Retype each record below word for word. Leave the pictures out.
[START DATA FOR THE TASK]
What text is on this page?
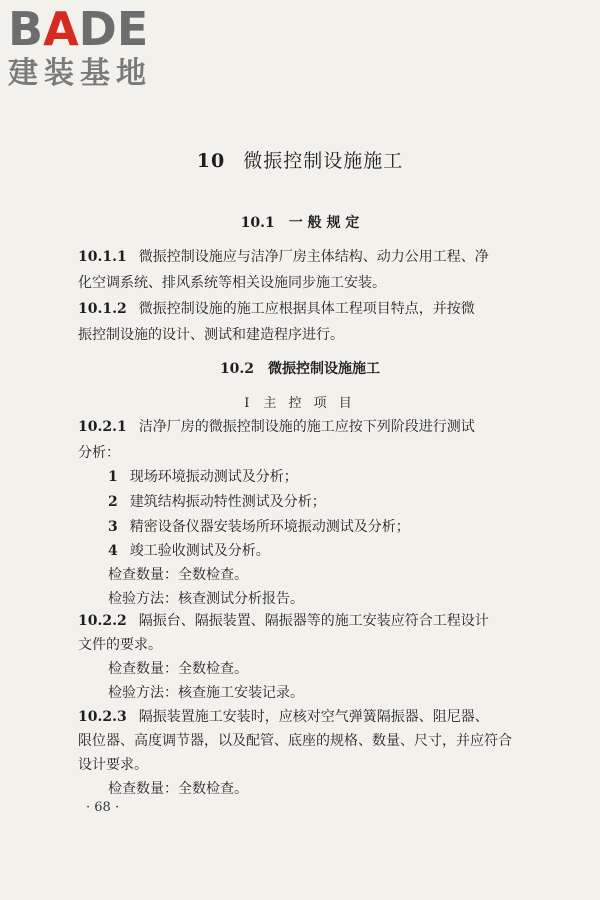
BADE
建装基地
10 微振控制设施施工
10.1 一 般 规 定
10.1.1 微振控制设施应与洁净厂房主体结构、动力公用工程、净
化空调系统、排风系统等相关设施同步施工安装。
10.1.2 微振控制设施的施工应根据具体工程项目特点，并按微
振控制设施的设计、测试和建造程序进行。
10.2 微振控制设施施工
Ⅰ 主 控 项 目
10.2.1 洁净厂房的微振控制设施的施工应按下列阶段进行测试
分析：
1 现场环境振动测试及分析；
2 建筑结构振动特性测试及分析；
3 精密设备仪器安装场所环境振动测试及分析；
4 竣工验收测试及分析。
检查数量：全数检查。
检验方法：核查测试分析报告。
10.2.2 隔振台、隔振装置、隔振器等的施工安装应符合工程设计
文件的要求。
检查数量：全数检查。
检验方法：核查施工安装记录。
10.2.3 隔振装置施工安装时，应核对空气弹簧隔振器、阻尼器、
限位器、高度调节器，以及配管、底座的规格、数量、尺寸，并应符合
设计要求。
检查数量：全数检查。
· 68 ·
[END DATA FOR THE TASK]
• **WRITTEN ANSWER**
What text is on this page?
BADE
建装基地
10 微振控制设施施工
10.1 一 般 规 定
10.1.1 微振控制设施应与洁净厂房主体结构、动力公用工程、净
化空调系统、排风系统等相关设施同步施工安装。
10.1.2 微振控制设施的施工应根据具体工程项目特点，并按微
振控制设施的设计、测试和建造程序进行。
10.2 微振控制设施施工
Ⅰ 主 控 项 目
10.2.1 洁净厂房的微振控制设施的施工应按下列阶段进行测试
分析：
1 现场环境振动测试及分析；
2 建筑结构振动特性测试及分析；
3 精密设备仪器安装场所环境振动测试及分析；
4 竣工验收测试及分析。
检查数量：全数检查。
检验方法：核查测试分析报告。
10.2.2 隔振台、隔振装置、隔振器等的施工安装应符合工程设计
文件的要求。
检查数量：全数检查。
检验方法：核查施工安装记录。
10.2.3 隔振装置施工安装时，应核对空气弹簧隔振器、阻尼器、
限位器、高度调节器，以及配管、底座的规格、数量、尺寸，并应符合
设计要求。
检查数量：全数检查。
· 68 ·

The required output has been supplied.